= GIVEN INFORMATION =
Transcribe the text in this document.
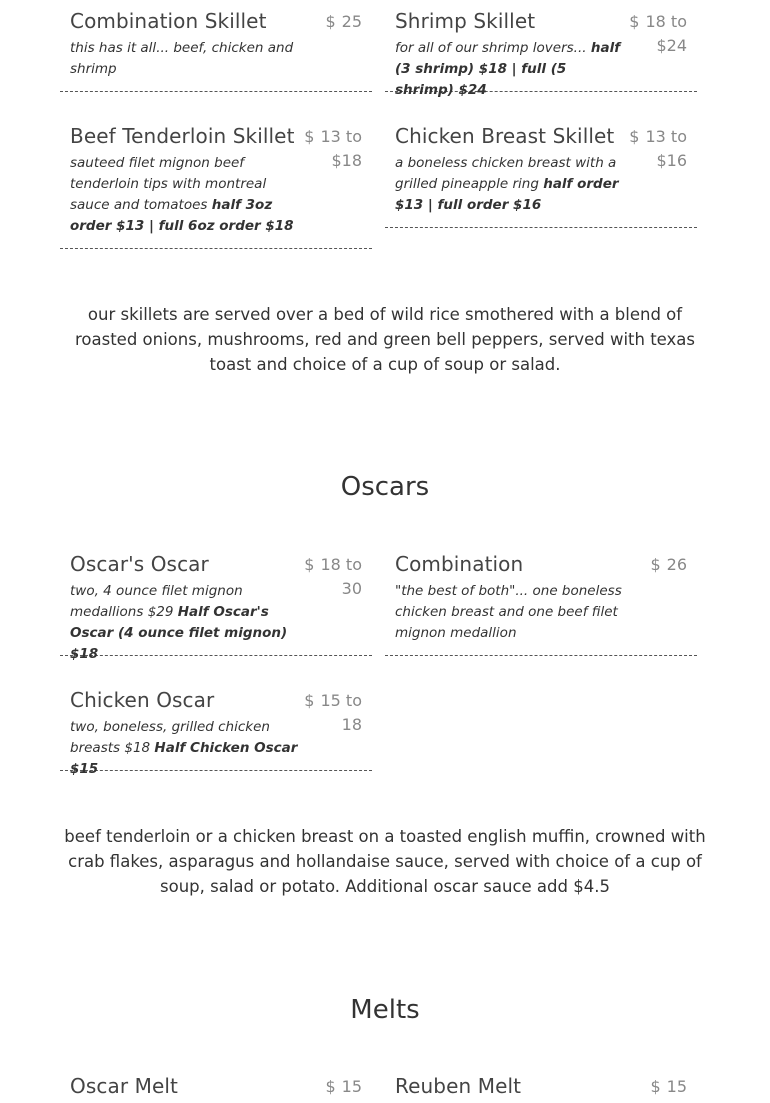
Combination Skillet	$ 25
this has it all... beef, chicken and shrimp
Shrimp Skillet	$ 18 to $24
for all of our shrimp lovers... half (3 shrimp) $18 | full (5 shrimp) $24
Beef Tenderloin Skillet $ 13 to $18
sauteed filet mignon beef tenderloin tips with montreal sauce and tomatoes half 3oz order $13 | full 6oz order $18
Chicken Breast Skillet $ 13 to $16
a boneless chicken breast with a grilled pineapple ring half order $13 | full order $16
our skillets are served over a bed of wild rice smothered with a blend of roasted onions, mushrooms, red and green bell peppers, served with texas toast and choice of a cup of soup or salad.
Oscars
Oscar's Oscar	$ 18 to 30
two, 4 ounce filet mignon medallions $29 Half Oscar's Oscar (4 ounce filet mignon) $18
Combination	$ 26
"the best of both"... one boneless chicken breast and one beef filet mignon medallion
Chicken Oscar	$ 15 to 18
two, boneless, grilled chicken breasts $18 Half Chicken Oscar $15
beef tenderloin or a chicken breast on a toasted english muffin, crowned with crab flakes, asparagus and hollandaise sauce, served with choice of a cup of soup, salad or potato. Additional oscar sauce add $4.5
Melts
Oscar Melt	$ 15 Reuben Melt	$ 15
---
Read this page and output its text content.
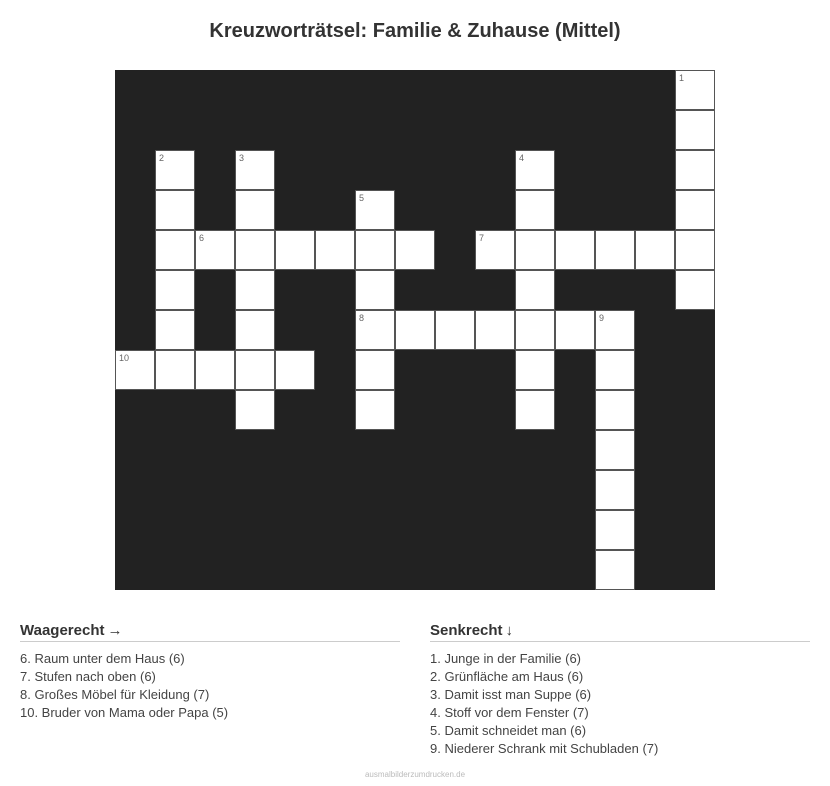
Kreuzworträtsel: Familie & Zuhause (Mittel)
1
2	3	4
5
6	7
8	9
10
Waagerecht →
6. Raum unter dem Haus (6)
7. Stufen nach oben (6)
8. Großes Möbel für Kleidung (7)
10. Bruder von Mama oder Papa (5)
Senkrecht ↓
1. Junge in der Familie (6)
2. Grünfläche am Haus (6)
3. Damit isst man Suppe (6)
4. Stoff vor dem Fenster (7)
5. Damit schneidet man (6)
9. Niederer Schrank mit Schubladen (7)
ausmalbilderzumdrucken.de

= EXERCISE BRIEF =
Wherever "choice" shows up in a line, copy that line.

= ANSWER FOR THE TASK =
our skillets are served over a bed of wild rice smothered with a blend of roasted onions, mushrooms, red and green bell peppers, served with texas toast and choice of a cup of soup or salad.
beef tenderloin or a chicken breast on a toasted english muffin, crowned with crab flakes, asparagus and hollandaise sauce, served with choice of a cup of soup, salad or potato. Additional oscar sauce add $4.5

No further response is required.